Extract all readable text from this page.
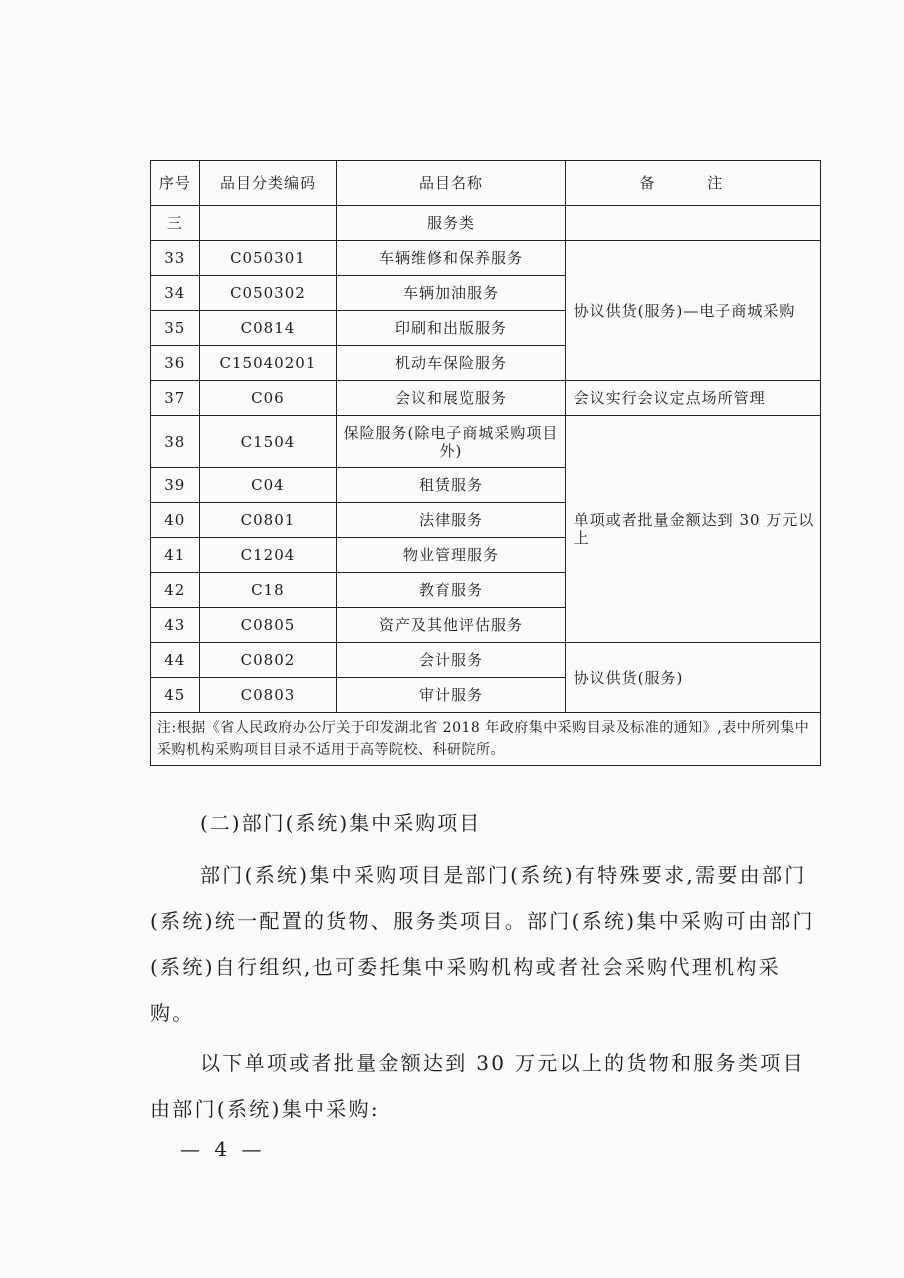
序号	品目分类编码	品目名称	备 注
三		服务类	
33	C050301	车辆维修和保养服务	协议供货(服务)—电子商城采购
34	C050302	车辆加油服务	
35	C0814	印刷和出版服务	
36	C15040201	机动车保险服务	
37	C06	会议和展览服务	会议实行会议定点场所管理
38	C1504	保险服务(除电子商城采购项目外)	单项或者批量金额达到 30 万元以上
39	C04	租赁服务	
40	C0801	法律服务	
41	C1204	物业管理服务	
42	C18	教育服务	
43	C0805	资产及其他评估服务	
44	C0802	会计服务	协议供货(服务)
45	C0803	审计服务	
注:根据《省人民政府办公厅关于印发湖北省 2018 年政府集中采购目录及标准的通知》,表中所列集中采购机构采购项目目录不适用于高等院校、科研院所。			
(二)部门(系统)集中采购项目
部门(系统)集中采购项目是部门(系统)有特殊要求,需要由部门(系统)统一配置的货物、服务类项目。部门(系统)集中采购可由部门(系统)自行组织,也可委托集中采购机构或者社会采购代理机构采购。
以下单项或者批量金额达到 30 万元以上的货物和服务类项目由部门(系统)集中采购:
— 4 —
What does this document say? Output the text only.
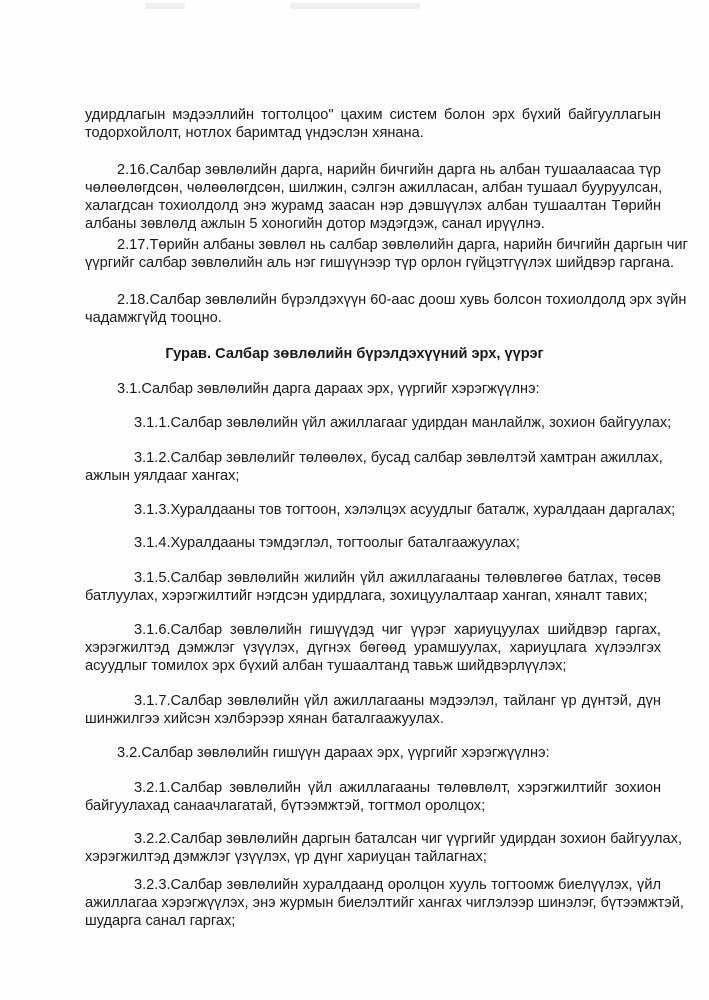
удирдлагын мэдээллийн тогтолцоо" цахим систем болон эрх бүхий байгууллагын
тодорхойлолт, нотлох баримтад үндэслэн хянана.
2.16.Салбар зөвлөлийн дарга, нарийн бичгийн дарга нь албан тушаалаасаа түр
чөлөөлөгдсөн, чөлөөлөгдсөн, шилжин, сэлгэн ажилласан, албан тушаал бууруулсан,
халагдсан тохиолдолд энэ журамд заасан нэр дэвшүүлэх албан тушаалтан Төрийн
албаны зөвлөлд ажлын 5 хоногийн дотор мэдэгдэж, санал ирүүлнэ.
2.17.Төрийн албаны зөвлөл нь салбар зөвлөлийн дарга, нарийн бичгийн даргын чиг
үүргийг салбар зөвлөлийн аль нэг гишүүнээр түр орлон гүйцэтгүүлэх шийдвэр гаргана.
2.18.Салбар зөвлөлийн бүрэлдэхүүн 60-аас доош хувь болсон тохиолдолд эрх зүйн
чадамжгүйд тооцно.
Гурав. Салбар зөвлөлийн бүрэлдэхүүний эрх, үүрэг
3.1.Салбар зөвлөлийн дарга дараах эрх, үүргийг хэрэгжүүлнэ:
3.1.1.Салбар зөвлөлийн үйл ажиллагааг удирдан манлайлж, зохион байгуулах;
3.1.2.Салбар зөвлөлийг төлөөлөх, бусад салбар зөвлөлтэй хамтран ажиллах,
ажлын уялдааг хангах;
3.1.3.Хуралдааны тов тогтоон, хэлэлцэх асуудлыг баталж, хуралдаан даргалах;
3.1.4.Хуралдааны тэмдэглэл, тогтоолыг баталгаажуулах;
3.1.5.Салбар зөвлөлийн жилийн үйл ажиллагааны төлөвлөгөө батлах, төсөв
батлуулах, хэрэгжилтийг нэгдсэн удирдлага, зохицуулалтаар хангаn, хяналт тавих;
3.1.6.Салбар зөвлөлийн гишүүдэд чиг үүрэг хариуцуулах шийдвэр гаргах,
хэрэгжилтэд дэмжлэг үзүүлэх, дүгнэх бөгөөд урамшуулах, хариуцлага хүлээлгэх
асуудлыг томилох эрх бүхий албан тушаалтанд тавьж шийдвэрлүүлэх;
3.1.7.Салбар зөвлөлийн үйл ажиллагааны мэдээлэл, тайланг үр дүнтэй, дүн
шинжилгээ хийсэн хэлбэрээр хянан баталгаажуулах.
3.2.Салбар зөвлөлийн гишүүн дараах эрх, үүргийг хэрэгжүүлнэ:
3.2.1.Салбар зөвлөлийн үйл ажиллагааны төлөвлөлт, хэрэгжилтийг зохион
байгуулахад санаачлагатай, бүтээмжтэй, тогтмол оролцох;
3.2.2.Салбар зөвлөлийн даргын баталсан чиг үүргийг удирдан зохион байгуулах,
хэрэгжилтэд дэмжлэг үзүүлэх, үр дүнг хариуцан тайлагнах;
3.2.3.Салбар зөвлөлийн хуралдаанд оролцон хууль тогтоомж биелүүлэх, үйл
ажиллагаа хэрэгжүүлэх, энэ журмын биелэлтийг хангах чиглэлээр шинэлэг, бүтээмжтэй,
шударга санал гаргах;
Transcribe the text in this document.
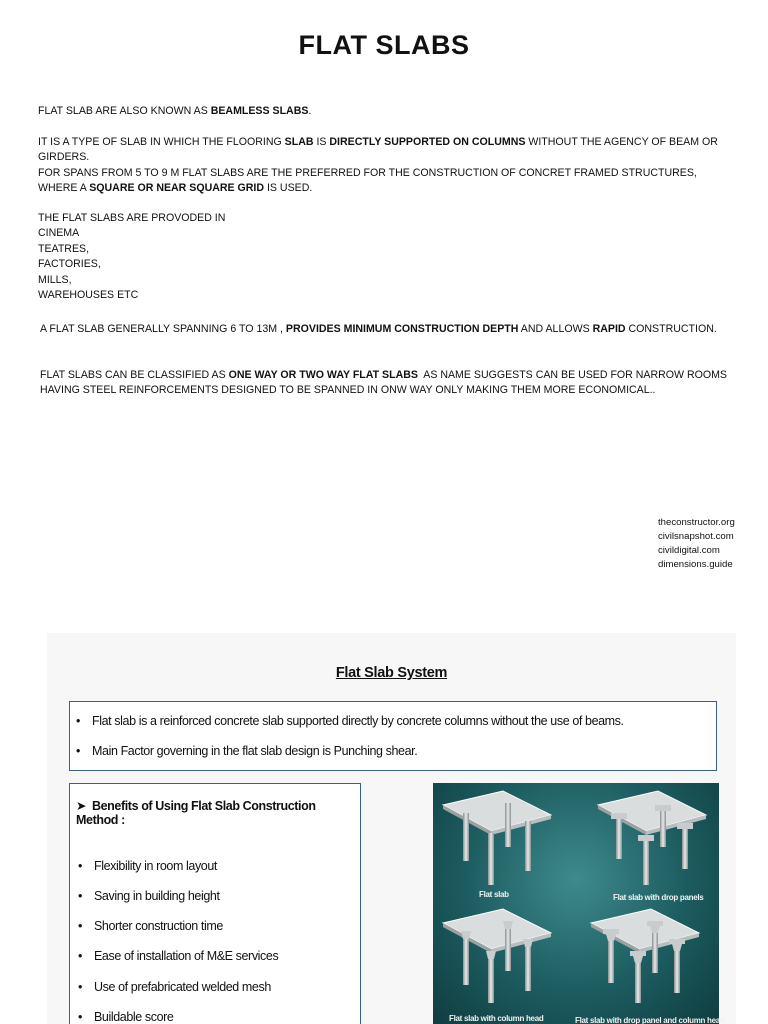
FLAT SLABS

FLAT SLAB ARE ALSO KNOWN AS BEAMLESS SLABS.

IT IS A TYPE OF SLAB IN WHICH THE FLOORING SLAB IS DIRECTLY SUPPORTED ON COLUMNS WITHOUT THE AGENCY OF BEAM OR GIRDERS.

FOR SPANS FROM 5 TO 9 M FLAT SLABS ARE THE PREFERRED FOR THE CONSTRUCTION OF CONCRET FRAMED STRUCTURES, WHERE A SQUARE OR NEAR SQUARE GRID IS USED.

THE FLAT SLABS ARE PROVODED IN

CINEMA

TEATRES,

FACTORIES,

MILLS,

WAREHOUSES ETC

A FLAT SLAB GENERALLY SPANNING 6 TO 13M , PROVIDES MINIMUM CONSTRUCTION DEPTH AND ALLOWS RAPID CONSTRUCTION.

FLAT SLABS CAN BE CLASSIFIED AS ONE WAY OR TWO WAY FLAT SLABS  AS NAME SUGGESTS CAN BE USED FOR NARROW ROOMS HAVING STEEL REINFORCEMENTS DESIGNED TO BE SPANNED IN ONW WAY ONLY MAKING THEM MORE ECONOMICAL..

theconstructor.org
civilsnapshot.com
civildigital.com
dimensions.guide
Flat Slab System
• Flat slab is a reinforced concrete slab supported directly by concrete columns without the use of beams.
• Main Factor governing in the flat slab design is Punching shear.
➤ Benefits of Using Flat Slab Construction Method :
• Flexibility in room layout
• Saving in building height
• Shorter construction time
• Ease of installation of M&E services
• Use of prefabricated welded mesh
• Buildable score
Flat slab	Flat slab with drop panels
Flat slab with column head	Flat slab with drop panel and column head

——————

- _Your task_: Give back every line exactly as it stands, pictures excluded.

- _Reply to the task_:
Extract all readable text from this page.
序号	品目分类编码	品目名称	备 注
三		服务类	
33	C050301	车辆维修和保养服务	协议供货(服务)—电子商城采购
34	C050302	车辆加油服务	
35	C0814	印刷和出版服务	
36	C15040201	机动车保险服务	
37	C06	会议和展览服务	会议实行会议定点场所管理
38	C1504	保险服务(除电子商城采购项目外)	单项或者批量金额达到 30 万元以上
39	C04	租赁服务	
40	C0801	法律服务	
41	C1204	物业管理服务	
42	C18	教育服务	
43	C0805	资产及其他评估服务	
44	C0802	会计服务	协议供货(服务)
45	C0803	审计服务	
注:根据《省人民政府办公厅关于印发湖北省 2018 年政府集中采购目录及标准的通知》,表中所列集中采购机构采购项目目录不适用于高等院校、科研院所。			
(二)部门(系统)集中采购项目
部门(系统)集中采购项目是部门(系统)有特殊要求,需要由部门(系统)统一配置的货物、服务类项目。部门(系统)集中采购可由部门(系统)自行组织,也可委托集中采购机构或者社会采购代理机构采购。
以下单项或者批量金额达到 30 万元以上的货物和服务类项目由部门(系统)集中采购:
— 4 —
What does this document say? Output the text only.
удирдлагын мэдээллийн тогтолцоо" цахим систем болон эрх бүхий байгууллагын
тодорхойлолт, нотлох баримтад үндэслэн хянана.
2.16.Салбар зөвлөлийн дарга, нарийн бичгийн дарга нь албан тушаалаасаа түр
чөлөөлөгдсөн, чөлөөлөгдсөн, шилжин, сэлгэн ажилласан, албан тушаал бууруулсан,
халагдсан тохиолдолд энэ журамд заасан нэр дэвшүүлэх албан тушаалтан Төрийн
албаны зөвлөлд ажлын 5 хоногийн дотор мэдэгдэж, санал ирүүлнэ.
2.17.Төрийн албаны зөвлөл нь салбар зөвлөлийн дарга, нарийн бичгийн даргын чиг
үүргийг салбар зөвлөлийн аль нэг гишүүнээр түр орлон гүйцэтгүүлэх шийдвэр гаргана.
2.18.Салбар зөвлөлийн бүрэлдэхүүн 60-аас доош хувь болсон тохиолдолд эрх зүйн
чадамжгүйд тооцно.
Гурав. Салбар зөвлөлийн бүрэлдэхүүний эрх, үүрэг
3.1.Салбар зөвлөлийн дарга дараах эрх, үүргийг хэрэгжүүлнэ:
3.1.1.Салбар зөвлөлийн үйл ажиллагааг удирдан манлайлж, зохион байгуулах;
3.1.2.Салбар зөвлөлийг төлөөлөх, бусад салбар зөвлөлтэй хамтран ажиллах,
ажлын уялдааг хангах;
3.1.3.Хуралдааны тов тогтоон, хэлэлцэх асуудлыг баталж, хуралдаан даргалах;
3.1.4.Хуралдааны тэмдэглэл, тогтоолыг баталгаажуулах;
3.1.5.Салбар зөвлөлийн жилийн үйл ажиллагааны төлөвлөгөө батлах, төсөв
батлуулах, хэрэгжилтийг нэгдсэн удирдлага, зохицуулалтаар хангаn, хяналт тавих;
3.1.6.Салбар зөвлөлийн гишүүдэд чиг үүрэг хариуцуулах шийдвэр гаргах,
хэрэгжилтэд дэмжлэг үзүүлэх, дүгнэх бөгөөд урамшуулах, хариуцлага хүлээлгэх
асуудлыг томилох эрх бүхий албан тушаалтанд тавьж шийдвэрлүүлэх;
3.1.7.Салбар зөвлөлийн үйл ажиллагааны мэдээлэл, тайланг үр дүнтэй, дүн
шинжилгээ хийсэн хэлбэрээр хянан баталгаажуулах.
3.2.Салбар зөвлөлийн гишүүн дараах эрх, үүргийг хэрэгжүүлнэ:
3.2.1.Салбар зөвлөлийн үйл ажиллагааны төлөвлөлт, хэрэгжилтийг зохион
байгуулахад санаачлагатай, бүтээмжтэй, тогтмол оролцох;
3.2.2.Салбар зөвлөлийн даргын баталсан чиг үүргийг удирдан зохион байгуулах,
хэрэгжилтэд дэмжлэг үзүүлэх, үр дүнг хариуцан тайлагнах;
3.2.3.Салбар зөвлөлийн хуралдаанд оролцон хууль тогтоомж биелүүлэх, үйл
ажиллагаа хэрэгжүүлэх, энэ журмын биелэлтийг хангах чиглэлээр шинэлэг, бүтээмжтэй,
шударга санал гаргах;
Transcribe the text in this document.
FLAT SLABS

FLAT SLAB ARE ALSO KNOWN AS BEAMLESS SLABS.

IT IS A TYPE OF SLAB IN WHICH THE FLOORING SLAB IS DIRECTLY SUPPORTED ON COLUMNS WITHOUT THE AGENCY OF BEAM OR GIRDERS.

FOR SPANS FROM 5 TO 9 M FLAT SLABS ARE THE PREFERRED FOR THE CONSTRUCTION OF CONCRET FRAMED STRUCTURES, WHERE A SQUARE OR NEAR SQUARE GRID IS USED.

THE FLAT SLABS ARE PROVODED IN

CINEMA

TEATRES,

FACTORIES,

MILLS,

WAREHOUSES ETC

A FLAT SLAB GENERALLY SPANNING 6 TO 13M , PROVIDES MINIMUM CONSTRUCTION DEPTH AND ALLOWS RAPID CONSTRUCTION.

FLAT SLABS CAN BE CLASSIFIED AS ONE WAY OR TWO WAY FLAT SLABS  AS NAME SUGGESTS CAN BE USED FOR NARROW ROOMS HAVING STEEL REINFORCEMENTS DESIGNED TO BE SPANNED IN ONW WAY ONLY MAKING THEM MORE ECONOMICAL..

theconstructor.org
civilsnapshot.com
civildigital.com
dimensions.guide
Flat Slab System
• Flat slab is a reinforced concrete slab supported directly by concrete columns without the use of beams.
• Main Factor governing in the flat slab design is Punching shear.
➤ Benefits of Using Flat Slab Construction Method :
• Flexibility in room layout
• Saving in building height
• Shorter construction time
• Ease of installation of M&E services
• Use of prefabricated welded mesh
• Buildable score
Flat slab	Flat slab with drop panels
Flat slab with column head	Flat slab with drop panel and column head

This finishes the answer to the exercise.